+++ Records to process

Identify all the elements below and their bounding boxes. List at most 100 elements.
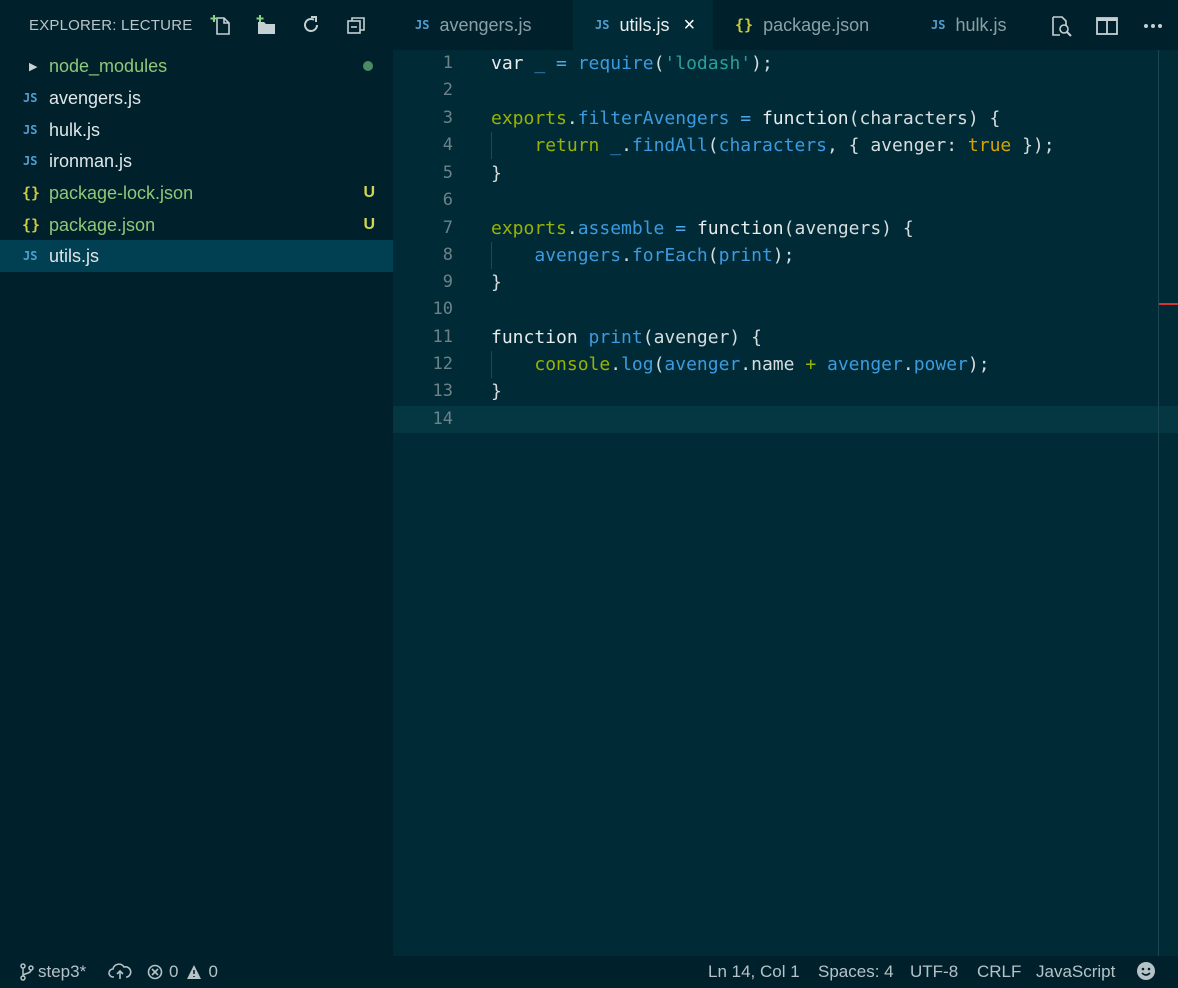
cloud-upload-icon bbox=[108, 963, 132, 979]
js-file-icon: JS bbox=[23, 123, 38, 137]
line-number: 7 bbox=[442, 218, 453, 238]
code-text: } bbox=[491, 163, 502, 184]
code-line: 11 function print(avenger) { bbox=[393, 324, 1178, 351]
js-file-icon: JS bbox=[415, 18, 430, 32]
split-editor-icon[interactable] bbox=[1094, 13, 1120, 39]
line-number: 4 bbox=[442, 135, 453, 155]
git-branch-item[interactable]: step3* bbox=[20, 962, 86, 982]
file-ironman-js[interactable]: JS ironman.js bbox=[0, 145, 393, 177]
indentation-setting[interactable]: Spaces: 4 bbox=[818, 962, 894, 982]
line-number: 10 bbox=[432, 299, 453, 319]
explorer-sidebar: EXPLORER: LECTURE ▶ node_modules JS aven… bbox=[0, 0, 393, 956]
code-text: } bbox=[491, 381, 502, 402]
file-label: package.json bbox=[49, 214, 156, 235]
file-package-lock-json[interactable]: {} package-lock.json U bbox=[0, 177, 393, 209]
code-line: 6 bbox=[393, 187, 1178, 214]
code-editor[interactable]: 1 var _ = require('lodash'); 2 3 exports… bbox=[393, 50, 1178, 956]
line-number: 14 bbox=[432, 409, 453, 429]
code-text: exports.assemble = function(avengers) { bbox=[491, 218, 914, 239]
warning-icon bbox=[187, 965, 202, 979]
code-text: function print(avenger) { bbox=[491, 327, 762, 348]
file-label: avengers.js bbox=[49, 87, 142, 108]
file-label: ironman.js bbox=[49, 150, 133, 171]
language-mode[interactable]: JavaScript bbox=[1036, 962, 1115, 982]
code-text: var _ = require('lodash'); bbox=[491, 53, 773, 74]
code-text: exports.filterAvengers = function(charac… bbox=[491, 108, 1001, 129]
code-text: console.log(avenger.name + avenger.power… bbox=[534, 354, 990, 375]
js-file-icon: JS bbox=[23, 91, 38, 105]
file-label: node_modules bbox=[49, 55, 168, 76]
json-file-icon: {} bbox=[22, 216, 41, 234]
eol-setting[interactable]: CRLF bbox=[977, 962, 1021, 982]
code-line: 2 bbox=[393, 77, 1178, 104]
code-text: } bbox=[491, 272, 502, 293]
git-branch-icon bbox=[20, 963, 34, 981]
code-line: 1 var _ = require('lodash'); bbox=[393, 50, 1178, 77]
collapse-all-icon[interactable] bbox=[345, 13, 369, 37]
js-file-icon: JS bbox=[23, 154, 38, 168]
line-number: 5 bbox=[442, 163, 453, 183]
feedback-button[interactable] bbox=[1136, 961, 1156, 981]
tab-avengers-js[interactable]: JS avengers.js bbox=[393, 0, 573, 50]
line-number: 12 bbox=[432, 354, 453, 374]
tab-label: avengers.js bbox=[439, 14, 532, 35]
open-preview-icon[interactable] bbox=[1048, 13, 1074, 39]
code-text: avengers.forEach(print); bbox=[534, 245, 795, 266]
file-hulk-js[interactable]: JS hulk.js bbox=[0, 114, 393, 146]
refresh-icon[interactable] bbox=[299, 13, 323, 37]
status-bar: step3* 0 0 Ln 14, Col 1 Spaces: 4 UTF-8 … bbox=[0, 956, 1178, 988]
git-branch-label: step3* bbox=[38, 962, 87, 981]
line-number: 2 bbox=[442, 80, 453, 100]
editor-tab-bar: JS avengers.js JS utils.js × {} package.… bbox=[393, 0, 1178, 50]
js-file-icon: JS bbox=[931, 18, 946, 32]
warning-count: 0 bbox=[208, 962, 218, 981]
sync-button[interactable] bbox=[108, 962, 132, 980]
line-number: 8 bbox=[442, 245, 453, 265]
untracked-dot-icon bbox=[363, 61, 373, 71]
new-file-icon[interactable] bbox=[209, 13, 233, 37]
line-number: 1 bbox=[442, 53, 453, 73]
file-utils-js[interactable]: JS utils.js bbox=[0, 240, 393, 272]
vertical-ruler bbox=[1158, 50, 1159, 956]
code-text: return _.findAll(characters, { avenger: … bbox=[534, 135, 1055, 156]
code-line: 7 exports.assemble = function(avengers) … bbox=[393, 215, 1178, 242]
encoding-setting[interactable]: UTF-8 bbox=[910, 962, 958, 982]
cursor-position[interactable]: Ln 14, Col 1 bbox=[708, 962, 800, 982]
code-line: 3 exports.filterAvengers = function(char… bbox=[393, 105, 1178, 132]
tab-label: hulk.js bbox=[955, 14, 1007, 35]
line-number: 3 bbox=[442, 108, 453, 128]
file-avengers-js[interactable]: JS avengers.js bbox=[0, 82, 393, 114]
tab-hulk-js[interactable]: JS hulk.js bbox=[909, 0, 1019, 50]
folder-node-modules[interactable]: ▶ node_modules bbox=[0, 50, 393, 82]
error-icon bbox=[147, 964, 163, 980]
code-line: 10 bbox=[393, 296, 1178, 323]
tab-package-json[interactable]: {} package.json bbox=[713, 0, 909, 50]
json-file-icon: {} bbox=[735, 16, 754, 34]
chevron-right-icon: ▶ bbox=[29, 60, 38, 73]
line-number: 13 bbox=[432, 381, 453, 401]
file-package-json[interactable]: {} package.json U bbox=[0, 209, 393, 241]
code-line: 5 } bbox=[393, 160, 1178, 187]
overview-ruler-marker bbox=[1159, 303, 1178, 305]
code-line: 4 return _.findAll(characters, { avenger… bbox=[393, 132, 1178, 159]
code-line: 9 } bbox=[393, 269, 1178, 296]
file-label: utils.js bbox=[49, 245, 100, 266]
more-actions-icon[interactable] bbox=[1140, 13, 1166, 39]
close-icon[interactable]: × bbox=[683, 14, 695, 37]
line-number: 6 bbox=[442, 190, 453, 210]
code-line: 12 console.log(avenger.name + avenger.po… bbox=[393, 351, 1178, 378]
explorer-header: EXPLORER: LECTURE bbox=[0, 0, 393, 50]
smiley-icon bbox=[1137, 962, 1155, 980]
tab-label: package.json bbox=[763, 14, 870, 35]
problems-indicator[interactable]: 0 0 bbox=[147, 962, 218, 982]
js-file-icon: JS bbox=[595, 18, 610, 32]
git-status-badge: U bbox=[363, 216, 375, 233]
error-count: 0 bbox=[169, 962, 179, 981]
code-line: 13 } bbox=[393, 378, 1178, 405]
json-file-icon: {} bbox=[22, 184, 41, 202]
line-number: 11 bbox=[432, 327, 453, 347]
new-folder-icon[interactable] bbox=[254, 13, 278, 37]
line-number: 9 bbox=[442, 272, 453, 292]
tab-utils-js[interactable]: JS utils.js × bbox=[573, 0, 713, 50]
file-label: package-lock.json bbox=[49, 182, 194, 203]
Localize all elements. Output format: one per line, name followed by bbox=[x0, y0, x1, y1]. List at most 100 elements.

++++++

Short exercise: Copy out every line of the listing above word for word, leaving out the pictures.

Solved problem:
Identify all the elements below and their bounding boxes. List at most 100 elements.
cloud-upload-icon bbox=[108, 963, 132, 979]
js-file-icon: JS bbox=[23, 123, 38, 137]
line-number: 7 bbox=[442, 218, 453, 238]
code-text: } bbox=[491, 163, 502, 184]
code-line: 11 function print(avenger) { bbox=[393, 324, 1178, 351]
js-file-icon: JS bbox=[415, 18, 430, 32]
split-editor-icon[interactable] bbox=[1094, 13, 1120, 39]
line-number: 4 bbox=[442, 135, 453, 155]
git-branch-item[interactable]: step3* bbox=[20, 962, 86, 982]
file-ironman-js[interactable]: JS ironman.js bbox=[0, 145, 393, 177]
indentation-setting[interactable]: Spaces: 4 bbox=[818, 962, 894, 982]
line-number: 10 bbox=[432, 299, 453, 319]
explorer-sidebar: EXPLORER: LECTURE ▶ node_modules JS aven… bbox=[0, 0, 393, 956]
code-text: } bbox=[491, 381, 502, 402]
file-label: package.json bbox=[49, 214, 156, 235]
file-package-lock-json[interactable]: {} package-lock.json U bbox=[0, 177, 393, 209]
code-line: 6 bbox=[393, 187, 1178, 214]
code-editor[interactable]: 1 var _ = require('lodash'); 2 3 exports… bbox=[393, 50, 1178, 956]
line-number: 14 bbox=[432, 409, 453, 429]
code-text: exports.assemble = function(avengers) { bbox=[491, 218, 914, 239]
warning-icon bbox=[187, 965, 202, 979]
code-text: function print(avenger) { bbox=[491, 327, 762, 348]
file-label: avengers.js bbox=[49, 87, 142, 108]
file-label: ironman.js bbox=[49, 150, 133, 171]
language-mode[interactable]: JavaScript bbox=[1036, 962, 1115, 982]
code-text: var _ = require('lodash'); bbox=[491, 53, 773, 74]
code-text: exports.filterAvengers = function(charac… bbox=[491, 108, 1001, 129]
code-text: console.log(avenger.name + avenger.power… bbox=[534, 354, 990, 375]
js-file-icon: JS bbox=[23, 91, 38, 105]
file-label: node_modules bbox=[49, 55, 168, 76]
json-file-icon: {} bbox=[22, 216, 41, 234]
eol-setting[interactable]: CRLF bbox=[977, 962, 1021, 982]
code-line: 2 bbox=[393, 77, 1178, 104]
code-text: } bbox=[491, 272, 502, 293]
git-branch-icon bbox=[20, 963, 34, 981]
code-line: 1 var _ = require('lodash'); bbox=[393, 50, 1178, 77]
collapse-all-icon[interactable] bbox=[345, 13, 369, 37]
js-file-icon: JS bbox=[23, 154, 38, 168]
line-number: 5 bbox=[442, 163, 453, 183]
feedback-button[interactable] bbox=[1136, 961, 1156, 981]
tab-avengers-js[interactable]: JS avengers.js bbox=[393, 0, 573, 50]
line-number: 12 bbox=[432, 354, 453, 374]
tab-label: avengers.js bbox=[439, 14, 532, 35]
open-preview-icon[interactable] bbox=[1048, 13, 1074, 39]
code-text: avengers.forEach(print); bbox=[534, 245, 795, 266]
file-hulk-js[interactable]: JS hulk.js bbox=[0, 114, 393, 146]
refresh-icon[interactable] bbox=[299, 13, 323, 37]
status-bar: step3* 0 0 Ln 14, Col 1 Spaces: 4 UTF-8 … bbox=[0, 956, 1178, 988]
git-branch-label: step3* bbox=[38, 962, 87, 981]
line-number: 2 bbox=[442, 80, 453, 100]
editor-tab-bar: JS avengers.js JS utils.js × {} package.… bbox=[393, 0, 1178, 50]
js-file-icon: JS bbox=[931, 18, 946, 32]
warning-count: 0 bbox=[208, 962, 218, 981]
sync-button[interactable] bbox=[108, 962, 132, 980]
line-number: 8 bbox=[442, 245, 453, 265]
untracked-dot-icon bbox=[363, 61, 373, 71]
new-file-icon[interactable] bbox=[209, 13, 233, 37]
line-number: 1 bbox=[442, 53, 453, 73]
file-utils-js[interactable]: JS utils.js bbox=[0, 240, 393, 272]
vertical-ruler bbox=[1158, 50, 1159, 956]
code-text: return _.findAll(characters, { avenger: … bbox=[534, 135, 1055, 156]
code-line: 7 exports.assemble = function(avengers) … bbox=[393, 215, 1178, 242]
encoding-setting[interactable]: UTF-8 bbox=[910, 962, 958, 982]
cursor-position[interactable]: Ln 14, Col 1 bbox=[708, 962, 800, 982]
code-line: 3 exports.filterAvengers = function(char… bbox=[393, 105, 1178, 132]
tab-label: hulk.js bbox=[955, 14, 1007, 35]
line-number: 3 bbox=[442, 108, 453, 128]
file-avengers-js[interactable]: JS avengers.js bbox=[0, 82, 393, 114]
tab-hulk-js[interactable]: JS hulk.js bbox=[909, 0, 1019, 50]
folder-node-modules[interactable]: ▶ node_modules bbox=[0, 50, 393, 82]
error-icon bbox=[147, 964, 163, 980]
code-line: 10 bbox=[393, 296, 1178, 323]
tab-package-json[interactable]: {} package.json bbox=[713, 0, 909, 50]
json-file-icon: {} bbox=[735, 16, 754, 34]
chevron-right-icon: ▶ bbox=[29, 60, 38, 73]
line-number: 13 bbox=[432, 381, 453, 401]
file-package-json[interactable]: {} package.json U bbox=[0, 209, 393, 241]
code-line: 5 } bbox=[393, 160, 1178, 187]
overview-ruler-marker bbox=[1159, 303, 1178, 305]
code-line: 4 return _.findAll(characters, { avenger… bbox=[393, 132, 1178, 159]
code-line: 9 } bbox=[393, 269, 1178, 296]
file-label: utils.js bbox=[49, 245, 100, 266]
more-actions-icon[interactable] bbox=[1140, 13, 1166, 39]
close-icon[interactable]: × bbox=[683, 14, 695, 37]
line-number: 6 bbox=[442, 190, 453, 210]
code-line: 12 console.log(avenger.name + avenger.po… bbox=[393, 351, 1178, 378]
explorer-header: EXPLORER: LECTURE bbox=[0, 0, 393, 50]
smiley-icon bbox=[1137, 962, 1155, 980]
tab-label: package.json bbox=[763, 14, 870, 35]
problems-indicator[interactable]: 0 0 bbox=[147, 962, 218, 982]
js-file-icon: JS bbox=[595, 18, 610, 32]
git-status-badge: U bbox=[363, 216, 375, 233]
error-count: 0 bbox=[169, 962, 179, 981]
code-line: 13 } bbox=[393, 378, 1178, 405]
json-file-icon: {} bbox=[22, 184, 41, 202]
line-number: 11 bbox=[432, 327, 453, 347]
new-folder-icon[interactable] bbox=[254, 13, 278, 37]
line-number: 9 bbox=[442, 272, 453, 292]
tab-utils-js[interactable]: JS utils.js × bbox=[573, 0, 713, 50]
file-label: package-lock.json bbox=[49, 182, 194, 203]
Localize all elements. Output format: one per line, name followed by bbox=[x0, y0, x1, y1]. List at most 100 elements.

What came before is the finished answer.